# Instructions for the task:
Return every line of the data below that includes the string "Considerations".

(Saved entries)
%%

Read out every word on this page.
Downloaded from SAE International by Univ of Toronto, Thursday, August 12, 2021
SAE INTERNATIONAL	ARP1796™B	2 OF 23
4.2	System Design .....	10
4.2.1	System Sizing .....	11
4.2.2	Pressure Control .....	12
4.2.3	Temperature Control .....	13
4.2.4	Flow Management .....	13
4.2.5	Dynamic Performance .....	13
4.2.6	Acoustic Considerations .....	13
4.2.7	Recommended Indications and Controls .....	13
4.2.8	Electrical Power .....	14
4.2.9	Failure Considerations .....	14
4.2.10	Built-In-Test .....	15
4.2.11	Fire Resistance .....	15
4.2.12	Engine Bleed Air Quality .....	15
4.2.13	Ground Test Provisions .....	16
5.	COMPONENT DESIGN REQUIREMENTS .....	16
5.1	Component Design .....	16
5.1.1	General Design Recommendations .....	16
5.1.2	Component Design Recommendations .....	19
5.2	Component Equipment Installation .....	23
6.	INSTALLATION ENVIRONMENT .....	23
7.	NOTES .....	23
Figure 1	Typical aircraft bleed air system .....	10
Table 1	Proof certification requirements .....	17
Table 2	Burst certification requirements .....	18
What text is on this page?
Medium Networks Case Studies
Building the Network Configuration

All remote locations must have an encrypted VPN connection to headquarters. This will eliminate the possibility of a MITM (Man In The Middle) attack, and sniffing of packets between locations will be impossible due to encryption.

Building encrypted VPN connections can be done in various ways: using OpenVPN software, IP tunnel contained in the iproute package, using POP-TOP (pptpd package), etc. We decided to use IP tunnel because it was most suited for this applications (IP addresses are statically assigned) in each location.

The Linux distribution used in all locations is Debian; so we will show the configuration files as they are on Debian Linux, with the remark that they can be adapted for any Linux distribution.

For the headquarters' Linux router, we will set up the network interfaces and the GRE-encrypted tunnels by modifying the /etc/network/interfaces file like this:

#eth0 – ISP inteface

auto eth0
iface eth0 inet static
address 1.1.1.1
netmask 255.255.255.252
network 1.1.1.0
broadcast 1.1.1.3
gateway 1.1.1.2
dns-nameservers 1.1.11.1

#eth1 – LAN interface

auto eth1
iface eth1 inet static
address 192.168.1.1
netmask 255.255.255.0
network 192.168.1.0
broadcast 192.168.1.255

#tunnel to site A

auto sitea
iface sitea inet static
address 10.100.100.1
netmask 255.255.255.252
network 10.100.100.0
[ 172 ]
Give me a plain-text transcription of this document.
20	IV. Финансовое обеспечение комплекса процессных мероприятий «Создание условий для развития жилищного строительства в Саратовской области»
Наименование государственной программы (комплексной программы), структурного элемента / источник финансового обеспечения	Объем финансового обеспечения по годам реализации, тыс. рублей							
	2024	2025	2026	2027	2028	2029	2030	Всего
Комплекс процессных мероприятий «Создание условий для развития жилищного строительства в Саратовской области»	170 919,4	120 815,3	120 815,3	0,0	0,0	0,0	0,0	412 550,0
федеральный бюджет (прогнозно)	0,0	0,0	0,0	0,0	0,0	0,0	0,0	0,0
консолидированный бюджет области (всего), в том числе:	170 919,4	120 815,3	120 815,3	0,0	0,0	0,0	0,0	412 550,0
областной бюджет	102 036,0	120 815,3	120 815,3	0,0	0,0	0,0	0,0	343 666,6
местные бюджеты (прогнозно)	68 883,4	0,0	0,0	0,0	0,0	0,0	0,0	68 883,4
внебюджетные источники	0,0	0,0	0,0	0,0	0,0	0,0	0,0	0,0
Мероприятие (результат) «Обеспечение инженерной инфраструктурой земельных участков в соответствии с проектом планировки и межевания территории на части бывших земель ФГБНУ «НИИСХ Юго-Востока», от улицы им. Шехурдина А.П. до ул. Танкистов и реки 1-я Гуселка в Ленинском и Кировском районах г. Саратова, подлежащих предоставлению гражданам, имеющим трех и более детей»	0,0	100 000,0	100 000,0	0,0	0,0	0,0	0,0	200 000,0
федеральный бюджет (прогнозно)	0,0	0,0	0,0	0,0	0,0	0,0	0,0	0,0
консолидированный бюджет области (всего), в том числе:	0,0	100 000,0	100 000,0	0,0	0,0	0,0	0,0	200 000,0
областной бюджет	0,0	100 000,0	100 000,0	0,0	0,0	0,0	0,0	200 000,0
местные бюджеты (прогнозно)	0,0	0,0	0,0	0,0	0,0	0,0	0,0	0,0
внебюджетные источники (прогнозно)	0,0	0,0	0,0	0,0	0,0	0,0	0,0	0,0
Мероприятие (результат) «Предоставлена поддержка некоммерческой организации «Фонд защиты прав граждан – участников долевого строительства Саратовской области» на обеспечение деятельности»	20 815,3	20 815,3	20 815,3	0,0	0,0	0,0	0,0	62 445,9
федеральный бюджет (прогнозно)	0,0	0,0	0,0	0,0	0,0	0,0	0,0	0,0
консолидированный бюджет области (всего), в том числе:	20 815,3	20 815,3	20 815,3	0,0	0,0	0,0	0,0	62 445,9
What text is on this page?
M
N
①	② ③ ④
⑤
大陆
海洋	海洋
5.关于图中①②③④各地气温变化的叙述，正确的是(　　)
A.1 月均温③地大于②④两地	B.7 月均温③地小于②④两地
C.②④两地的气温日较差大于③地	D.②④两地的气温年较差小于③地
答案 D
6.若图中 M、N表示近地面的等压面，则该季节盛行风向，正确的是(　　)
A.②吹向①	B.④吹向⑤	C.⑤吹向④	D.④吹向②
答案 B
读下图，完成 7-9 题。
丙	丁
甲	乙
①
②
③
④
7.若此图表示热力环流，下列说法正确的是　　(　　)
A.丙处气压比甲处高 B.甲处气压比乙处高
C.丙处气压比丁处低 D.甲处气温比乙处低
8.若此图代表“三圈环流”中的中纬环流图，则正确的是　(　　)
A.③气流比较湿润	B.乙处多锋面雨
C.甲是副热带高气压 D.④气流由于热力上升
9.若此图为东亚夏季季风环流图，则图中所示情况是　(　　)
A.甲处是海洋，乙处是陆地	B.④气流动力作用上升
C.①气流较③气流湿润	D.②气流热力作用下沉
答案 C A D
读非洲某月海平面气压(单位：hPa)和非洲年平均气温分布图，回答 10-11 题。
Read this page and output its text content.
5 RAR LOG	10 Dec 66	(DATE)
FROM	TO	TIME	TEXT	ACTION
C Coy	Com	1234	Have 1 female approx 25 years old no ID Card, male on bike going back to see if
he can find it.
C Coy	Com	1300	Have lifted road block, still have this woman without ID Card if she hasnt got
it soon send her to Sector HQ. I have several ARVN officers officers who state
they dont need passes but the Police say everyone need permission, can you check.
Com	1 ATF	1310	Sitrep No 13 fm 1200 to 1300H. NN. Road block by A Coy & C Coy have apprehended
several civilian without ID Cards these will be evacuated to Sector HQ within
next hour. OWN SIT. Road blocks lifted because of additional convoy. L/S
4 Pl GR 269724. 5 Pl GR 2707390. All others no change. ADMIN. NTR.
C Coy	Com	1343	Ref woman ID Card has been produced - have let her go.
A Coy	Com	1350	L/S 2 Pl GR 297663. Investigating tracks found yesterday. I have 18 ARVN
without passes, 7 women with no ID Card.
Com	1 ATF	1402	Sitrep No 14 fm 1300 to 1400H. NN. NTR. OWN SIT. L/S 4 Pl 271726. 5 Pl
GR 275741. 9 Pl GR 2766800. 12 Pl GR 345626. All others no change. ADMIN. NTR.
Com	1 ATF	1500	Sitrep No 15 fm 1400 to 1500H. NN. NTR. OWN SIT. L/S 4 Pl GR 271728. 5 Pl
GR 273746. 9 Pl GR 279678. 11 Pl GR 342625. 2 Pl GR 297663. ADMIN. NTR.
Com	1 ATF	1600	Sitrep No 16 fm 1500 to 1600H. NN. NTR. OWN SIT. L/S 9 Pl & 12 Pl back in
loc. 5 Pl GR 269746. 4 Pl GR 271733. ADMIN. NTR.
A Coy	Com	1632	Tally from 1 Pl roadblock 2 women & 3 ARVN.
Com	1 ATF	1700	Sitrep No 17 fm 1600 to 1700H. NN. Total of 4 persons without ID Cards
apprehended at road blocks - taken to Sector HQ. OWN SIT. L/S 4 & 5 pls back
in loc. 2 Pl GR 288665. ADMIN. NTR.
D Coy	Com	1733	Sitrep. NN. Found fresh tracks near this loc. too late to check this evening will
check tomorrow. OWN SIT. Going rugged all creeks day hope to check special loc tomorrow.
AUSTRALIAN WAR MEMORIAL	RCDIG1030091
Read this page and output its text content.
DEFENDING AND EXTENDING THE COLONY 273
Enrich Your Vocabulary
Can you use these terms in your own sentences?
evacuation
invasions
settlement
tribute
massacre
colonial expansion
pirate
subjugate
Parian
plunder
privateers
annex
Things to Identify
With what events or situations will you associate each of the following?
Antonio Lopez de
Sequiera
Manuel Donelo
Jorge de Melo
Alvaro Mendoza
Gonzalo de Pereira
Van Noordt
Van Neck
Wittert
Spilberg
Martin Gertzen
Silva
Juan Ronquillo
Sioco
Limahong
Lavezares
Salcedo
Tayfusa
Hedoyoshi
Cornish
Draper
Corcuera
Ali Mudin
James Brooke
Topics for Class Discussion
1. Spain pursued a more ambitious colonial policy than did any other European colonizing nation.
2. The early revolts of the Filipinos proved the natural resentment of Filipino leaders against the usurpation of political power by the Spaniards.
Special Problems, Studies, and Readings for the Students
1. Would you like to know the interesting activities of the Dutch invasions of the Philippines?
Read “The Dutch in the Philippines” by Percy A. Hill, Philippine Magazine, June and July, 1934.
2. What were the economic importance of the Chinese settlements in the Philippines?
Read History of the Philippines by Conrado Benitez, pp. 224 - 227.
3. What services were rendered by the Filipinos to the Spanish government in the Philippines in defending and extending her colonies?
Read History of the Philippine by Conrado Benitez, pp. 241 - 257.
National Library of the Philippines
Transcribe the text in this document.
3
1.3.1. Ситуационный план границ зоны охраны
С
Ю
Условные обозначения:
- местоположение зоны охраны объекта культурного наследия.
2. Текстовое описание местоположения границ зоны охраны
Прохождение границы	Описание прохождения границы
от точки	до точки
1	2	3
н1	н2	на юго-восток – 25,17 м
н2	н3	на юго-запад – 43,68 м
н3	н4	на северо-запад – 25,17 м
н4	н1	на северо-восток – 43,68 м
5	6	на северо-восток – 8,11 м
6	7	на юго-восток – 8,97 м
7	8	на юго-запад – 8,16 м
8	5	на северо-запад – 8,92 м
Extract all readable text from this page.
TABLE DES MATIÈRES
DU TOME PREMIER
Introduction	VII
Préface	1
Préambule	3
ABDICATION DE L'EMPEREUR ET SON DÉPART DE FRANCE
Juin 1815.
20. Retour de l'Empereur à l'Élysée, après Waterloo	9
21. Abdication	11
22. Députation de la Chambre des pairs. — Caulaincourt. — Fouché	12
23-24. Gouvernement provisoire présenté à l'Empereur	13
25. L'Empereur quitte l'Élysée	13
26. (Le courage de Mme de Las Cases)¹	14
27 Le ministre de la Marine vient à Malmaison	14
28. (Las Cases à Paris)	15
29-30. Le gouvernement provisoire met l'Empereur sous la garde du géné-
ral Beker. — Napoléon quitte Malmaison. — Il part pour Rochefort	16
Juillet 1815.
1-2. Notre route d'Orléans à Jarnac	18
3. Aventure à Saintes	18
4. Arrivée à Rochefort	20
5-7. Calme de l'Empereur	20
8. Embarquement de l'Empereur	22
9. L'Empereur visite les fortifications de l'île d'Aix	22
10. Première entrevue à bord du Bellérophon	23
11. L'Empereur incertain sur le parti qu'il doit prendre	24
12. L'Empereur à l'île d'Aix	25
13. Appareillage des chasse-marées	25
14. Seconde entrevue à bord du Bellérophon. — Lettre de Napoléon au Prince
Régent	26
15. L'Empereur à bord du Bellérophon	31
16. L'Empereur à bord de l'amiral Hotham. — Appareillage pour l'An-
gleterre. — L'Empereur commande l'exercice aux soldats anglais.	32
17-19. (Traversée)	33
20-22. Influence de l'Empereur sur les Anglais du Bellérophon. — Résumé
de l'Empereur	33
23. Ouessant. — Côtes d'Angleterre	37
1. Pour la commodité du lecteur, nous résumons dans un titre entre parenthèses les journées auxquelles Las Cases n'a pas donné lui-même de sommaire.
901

%%

# Worked answer:
4.2.6	Acoustic Considerations .....	13
4.2.9	Failure Considerations .....	14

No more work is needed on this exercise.